[Data entries]
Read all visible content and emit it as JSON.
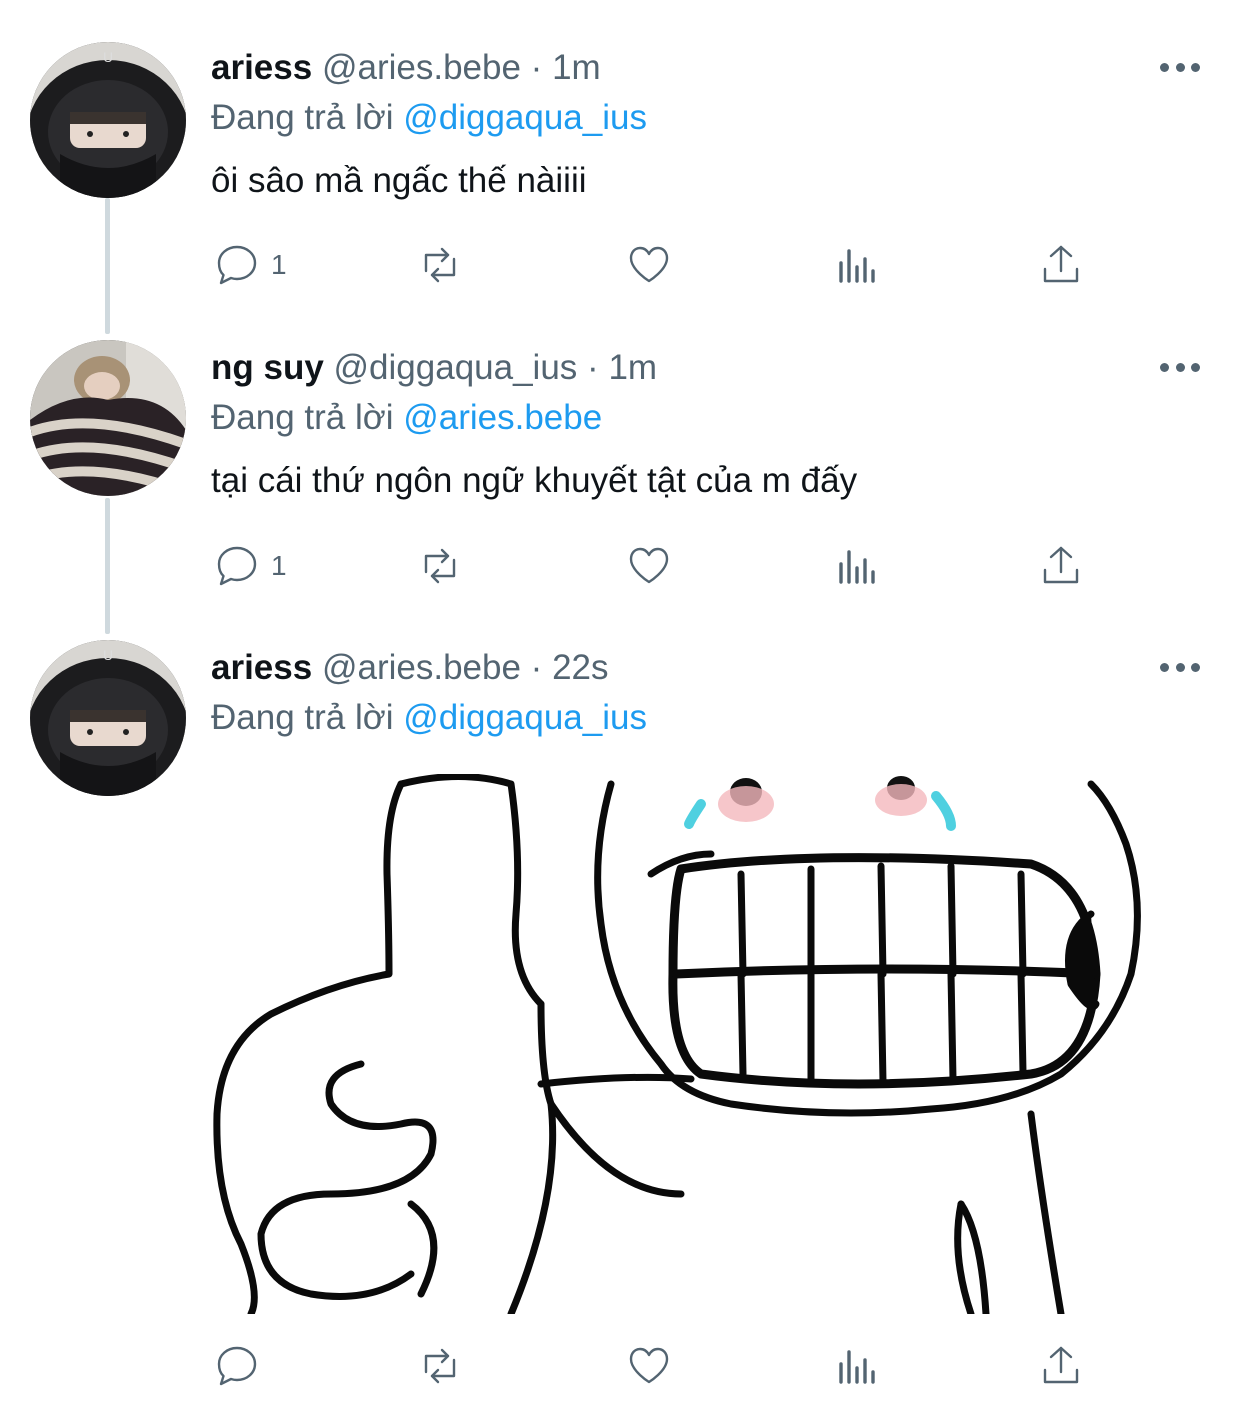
{
  "tweets": [
    {
      "name": "ariess",
      "handle": "@aries.bebe",
      "time": "1m",
      "replying_prefix": "Đang trả lời",
      "replying_to": "@diggaqua_ius",
      "text": "ôi sâo mầ ngấc thế nàiiii",
      "reply_count": "1",
      "avatar_icon": "helmet-avatar"
    },
    {
      "name": "ng suy",
      "handle": "@diggaqua_ius",
      "time": "1m",
      "replying_prefix": "Đang trả lời",
      "replying_to": "@aries.bebe",
      "text": "tại cái thứ ngôn ngữ khuyết tật của m đấy",
      "reply_count": "1",
      "avatar_icon": "striped-sweater-avatar"
    },
    {
      "name": "ariess",
      "handle": "@aries.bebe",
      "time": "22s",
      "replying_prefix": "Đang trả lời",
      "replying_to": "@diggaqua_ius",
      "reply_count": "",
      "avatar_icon": "helmet-avatar",
      "media": "thumbs-up-crying-meme"
    }
  ],
  "separator": "·",
  "colors": {
    "link": "#1d9bf0",
    "muted": "#536471",
    "text": "#0f1419",
    "thread": "#cfd9de"
  }
}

[Written exercise] Skip the images and write out the rest of the listing exactly.

[Complete response]
Read all visible content and emit it as JSON.
{
  "tweets": [
    {
      "name": "ariess",
      "handle": "@aries.bebe",
      "time": "1m",
      "replying_prefix": "Đang trả lời",
      "replying_to": "@diggaqua_ius",
      "text": "ôi sâo mầ ngấc thế nàiiii",
      "reply_count": "1",
      "avatar_icon": "helmet-avatar"
    },
    {
      "name": "ng suy",
      "handle": "@diggaqua_ius",
      "time": "1m",
      "replying_prefix": "Đang trả lời",
      "replying_to": "@aries.bebe",
      "text": "tại cái thứ ngôn ngữ khuyết tật của m đấy",
      "reply_count": "1",
      "avatar_icon": "striped-sweater-avatar"
    },
    {
      "name": "ariess",
      "handle": "@aries.bebe",
      "time": "22s",
      "replying_prefix": "Đang trả lời",
      "replying_to": "@diggaqua_ius",
      "reply_count": "",
      "avatar_icon": "helmet-avatar",
      "media": "thumbs-up-crying-meme"
    }
  ],
  "separator": "·",
  "colors": {
    "link": "#1d9bf0",
    "muted": "#536471",
    "text": "#0f1419",
    "thread": "#cfd9de"
  }
}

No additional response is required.